### What you will do
1. Please translate this sentence from the passage on tight sandstone pore-throat structure into Spanish: "The average pore-throat radii (Ra) ranged from 0.13 μm to 9.66 μm, with average of 1.51 μm."
2. Carry on the passage about tight sandstone pore-throat structure, starting after its final sentence.

### Selected passage

- - -

Typical SEM and laser confocal images were selected to illustrate the complexity of pore-throat structure of tight sandstone in He 8 and Shan 1 Members. (a) Intra-granular dissolution pores with clear and smooth pore edges, Well L7, 4,045.6 m, SEM; (b) Intra-granular dissolution pores with clear and smooth pore edges, Well Y3, 3,667.0 m, SEM; (c) Some dissolved rock debris and feldspar exhibit poor connection of pores, Well L18, 4,341.3 m, SEM; (d) Residual inter-granular pores in the regular shape, Well Li3, 3,773.9 m, SEM; (e) Residual inter-granular pores partially covered or clogged with authigenic clay mineral, Well L4, 3,864.9 m, SEM; (f) Residual inter-granular pores completely covered or clogged with authigenic clay mineral, Well E32, 3,758.3 m, SEM; (g) Inter-crystalline pores developed between vermicular kaolinite, Well S308, 3,960.2 m, SEM; (h) Inter-crystalline pores developed between needle flaky illite and vermicular kaolinite, L16, 3,611.8 m, Well SEM; (i) The pore-throat complexity does vary in the same pore types, Well S6, 3,314.3 m, laser confocal

Pore-Throat Size Distribution

The HPMI results showed that the displacement pressures (pd) of all samples fell between 0.04 and 1.50 MPa, with mean of 0.56 MPa, with corresponding maximum pore radii (Rmax) between 0.39 and 20.98 μm. The saturation median pressures (pm) of all samples had a very wide distribution range, from 0.26 to 58.13 MPa, with mean of 9.76 MPa. The average pore-throat radii (Ra) ranged from 0.13 μm to 9.66 μm, with average of 1.51 μm. This revealed characteristics of low concentration and poor homogeneity of pore-throat size distribution.

The HPMI curve can be used to calculate the distribution relationship of pore-throat. Based on the classifications of Xoaoth (1966) and Li et al. (2017), reservoir space can be divided into four categories: macropores (> 1000 nm), mesopores I (250–1000 nm), mesopores II (100–250 nm) and transitional pores and micropores (< 100 nm). According to the HPMI curve, HPMI parameters, pore-throat distribution characteristics and physical properties, all samples were divided into the following three types.

Type A: The storage capacity, seepage capacity and pore-throat distribution were the most conducive reservoirs among all types. Porosity ϕ was between 10.1 and 12.8%, with mean of 11.4%. The permeability ranged from 1.01 to 25.30 mD, with average of 9.08 mD. Storage space consisted mainly of macropores, and the pore-throat volumes with macropores, mesopores I, mesopores II and transitional pores and micropores accounted for 55.36, 27.96, 6.18 and 10.50%, respectively, of the total pore volume. The HPMI curves of Type A samples are presented in Figure 6. The curve has a wider horizontal stage at the early stage of mercury injection. These samples had maximum Rmax, Ra and Rm (median pore-throat radiuses), corresponding to minimum pd and pm.

- - -

### Information provided
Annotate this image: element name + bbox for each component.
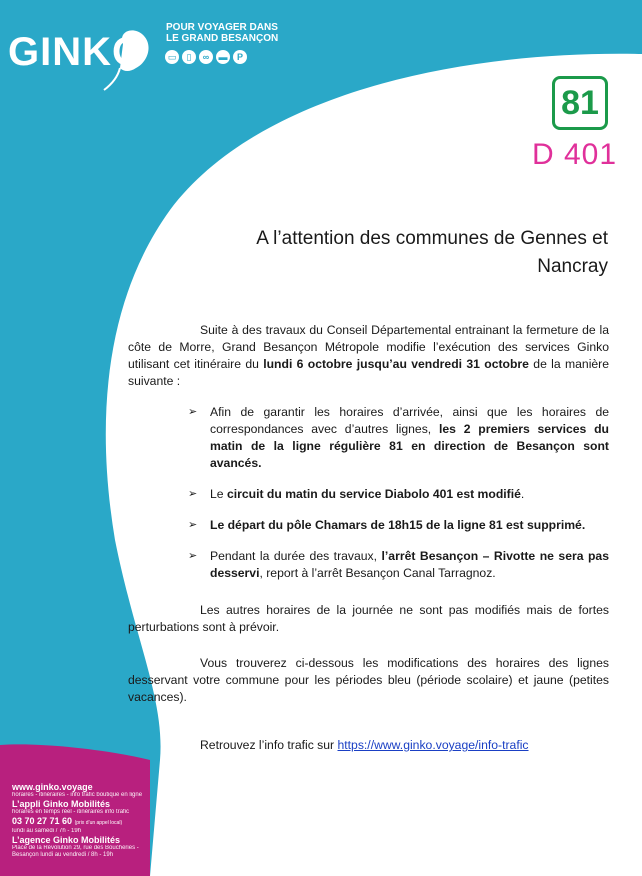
parking-icon: P [233,50,247,64]
mode-icons [165,50,247,64]
footer-site[interactable]: www.ginko.voyage [12,782,93,792]
changes-list [128,404,609,582]
notice-body [128,322,609,754]
brand-wordmark: GINKO [8,30,145,74]
arrow-bullet-icon: ➢ [188,488,198,500]
footer-contact: www.ginko.voyage horaires - itinéraires - info trafic boutique en ligne L’appli Ginko Mobilités horaires en temps réel - itinéraires info trafic 03 70 27 71 60 (prix d’un appel local) lundi au samedi / 7h - 19h L’agence Ginko Mobilités Place de la Révolution 29, rue des Boucheries - Besançon lundi au vendredi / 8h - 19h [12,782,162,859]
brand-tagline: POUR VOYAGER DANS LE GRAND BESANÇON [166,22,279,44]
schedule-note: Les autres horaires de la journée ne sont pas modifiés mais de fortes perturbations sont à prévoir. [128,603,609,634]
bike-icon: ∞ [199,50,213,64]
footer-phone: 03 70 27 71 60 (prix d’un appel local) [12,816,123,826]
info-traffic-line: Retrouvez l’info trafic sur https://www.ginko.voyage/info-trafic [200,738,529,752]
arrow-bullet-icon: ➢ [188,406,198,418]
car-icon: ▬ [216,50,230,64]
footer-agency: L’agence Ginko Mobilités [12,835,121,845]
list-item: ➢ Le circuit du matin du service Diabolo 401 est modifié. [188,487,525,501]
arrow-bullet-icon: ➢ [188,519,198,531]
footer-app: L’appli Ginko Mobilités [12,799,111,809]
list-item: ➢ Afin de garantir les horaires d’arrivée, ainsi que les horaires de correspondances avec d’autres lignes, les 2 premiers services du matin de la ligne régulière 81 en direction de Besançon sont avancés. [188,405,609,470]
tram-icon: ▯ [182,50,196,64]
intro-paragraph: Suite à des travaux du Conseil Départemental entrainant la fermeture de la côte de Morre, Grand Besançon Métropole modifie l’exécution des services Ginko utilisant cet itinéraire du lundi 6 octobre jusqu’au vendredi 31 octobre de la manière suivante : [128,323,610,388]
timetable-note: Vous trouverez ci-dessous les modifications des horaires des lignes desservant votre commune pour les périodes bleu (période scolaire) et jaune (petites vacances). [128,656,609,704]
info-traffic-link[interactable]: https://www.ginko.voyage/info-trafic [337,738,529,752]
bus-icon: ▭ [165,50,179,64]
service-code: D 401 [532,138,618,171]
page-title: A l’attention des communes de Gennes et Nancray [256,228,608,277]
arrow-bullet-icon: ➢ [188,550,198,562]
list-item: ➢ Pendant la durée des travaux, l’arrêt Besançon – Rivotte ne sera pas desservi, report à l’arrêt Besançon Canal Tarragnoz. [188,549,609,580]
line-number-badge: 81 [552,76,608,130]
list-item: ➢ Le départ du pôle Chamars de 18h15 de la ligne 81 est supprimé. [188,518,586,532]
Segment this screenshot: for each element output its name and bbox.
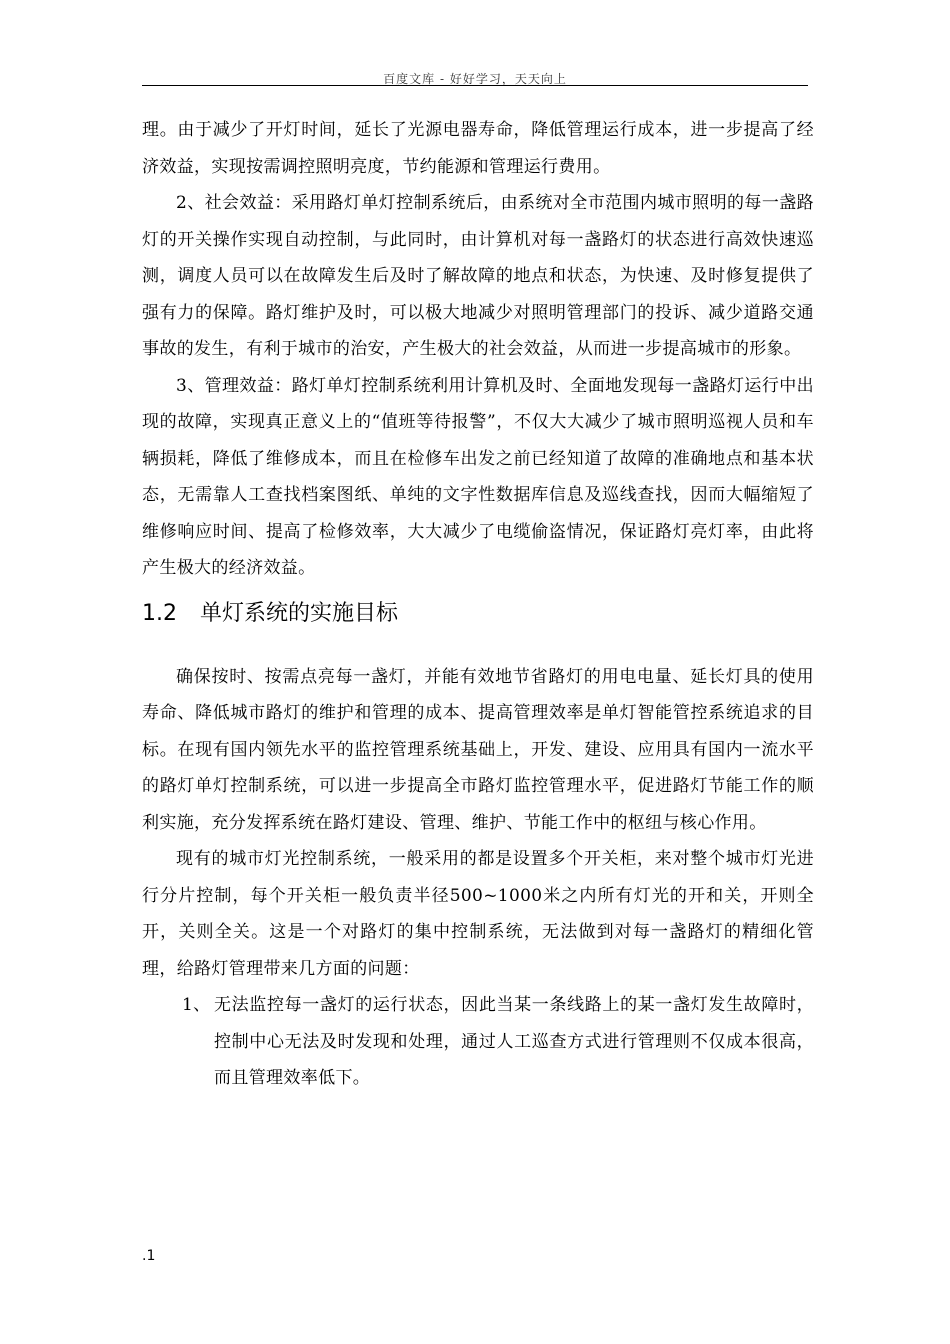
paragraph-objective: 确保按时、按需点亮每一盏灯，并能有效地节省路灯的用电电量、延长灯具的使用寿命、降低城市路灯的维护和管理的成本、提高管理效率是单灯智能管控系统追求的目标。在现有国内领先水平的监控管理系统基础上，开发、建设、应用具有国内一流水平的路灯单灯控制系统，可以进一步提高全市路灯监控管理水平，促进路灯节能工作的顺利实施，充分发挥系统在路灯建设、管理、维护、节能工作中的枢纽与核心作用。 [142,666,814,833]
section-number: 1.2 [142,600,177,626]
list-item-text: 无法监控每一盏灯的运行状态，因此当某一条线路上的某一盏灯发生故障时，控制中心无法及时发现和处理，通过人工巡查方式进行管理则不仅成本很高，而且管理效率低下。 [214,995,814,1088]
document-body [142,112,814,1097]
paragraph-social-benefit: 2、社会效益：采用路灯单灯控制系统后，由系统对全市范围内城市照明的每一盏路灯的开关操作实现自动控制，与此同时，由计算机对每一盏路灯的状态进行高效快速巡测，调度人员可以在故障发生后及时了解故障的地点和状态，为快速、及时修复提供了强有力的保障。路灯维护及时，可以极大地减少对照明管理部门的投诉、减少道路交通事故的发生，有利于城市的治安，产生极大的社会效益，从而进一步提高城市的形象。 [142,193,814,359]
list-marker: 1、 [182,995,211,1015]
page-header: 百度文库 - 好好学习，天天向上 [383,72,567,86]
list-item [142,987,814,1097]
paragraph-management-benefit: 3、管理效益：路灯单灯控制系统利用计算机及时、全面地发现每一盏路灯运行中出现的故障，实现真正意义上的“值班等待报警”，不仅大大减少了城市照明巡视人员和车辆损耗，降低了维修成本，而且在检修车出发之前已经知道了故障的准确地点和基本状态，无需靠人工查找档案图纸、单纯的文字性数据库信息及巡线查找，因而大幅缩短了维修响应时间、提高了检修效率，大大减少了电缆偷盗情况，保证路灯亮灯率，由此将产生极大的经济效益。 [142,375,814,578]
section-heading [142,587,814,659]
paragraph-continuation: 理。由于减少了开灯时间，延长了光源电器寿命，降低管理运行成本，进一步提高了经济效益，实现按需调控照明亮度，节约能源和管理运行费用。 [142,120,814,177]
header-rule [142,85,808,86]
paragraph-existing-system: 现有的城市灯光控制系统，一般采用的都是设置多个开关柜，来对整个城市灯光进行分片控制，每个开关柜一般负责半径500~1000米之内所有灯光的开和关，开则全开，关则全关。这是一个对路灯的集中控制系统，无法做到对每一盏路灯的精细化管理，给路灯管理带来几方面的问题： [142,849,814,979]
section-title: 单灯系统的实施目标 [200,600,399,626]
page-number: .1 [142,1248,156,1264]
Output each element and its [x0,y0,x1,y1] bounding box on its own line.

- - -

### Answers below
1. Los radios medios de garganta de poro (Ra) oscilaron entre 0,13 μm y 9,66 μm, con un promedio de 1,51 μm.

2.
Figure 6
figure 6

Mercury saturation curves, pore size distribution curves and pore size histograms of Type A, B and C samples obtained from HPMI test

Type B: The physical properties and pore-throat distribution were the worst among all types. Porosity ϕ was between 2.9 and 6.5%, with average of 5.04%. Permeability ranged from 0.08 mD to 0.18 mD, with average of 0.13 mD. The pore sizes of all samples had a narrow range, from 3.6 to 1000 nm, and the peak being concentrated between 10 and 400 nm. These samples had almost no macropores, and the pore-throat volumes with mesopore I, mesopores II and transitional pores and micropores accounted for 23.73, 18.54 and 53.73%, respectively, of the total pore volume. The slope of the mercury intrusion curve was very steep at the initial stage of mercury injection (Fig. 6). Increasing mercury intrusion pressure resulted in the curve displaying a narrow end stage. These samples had minimum Rmax, Ra and Rm, and were predominantly dry formation.

Type C: This type was characterized by medium physical property and pore-throat parameters of between Types A and B. The porosity of Type C was between 6.0 and 9.6%, and the permeability ranged from 0.32 to 1.31 mD (Fig. 6). Mesopores were the main reservoir spaces in Type C.

Fractal Characteristics

The values of D of all samples displayed three- or four-stage forms (Fig. 7). The D1, D2, D3 and D4 are the fractal dimensions of macropores, mesopores I, mesopores II and transitional pores and micropores, respectively (some samples lacked D1) (Xoaoth, 1966; Li et al., 2017). Overall, the correlation coefficient R2 was larger than 0.9 and the mean value was 0.977, showing high correlation.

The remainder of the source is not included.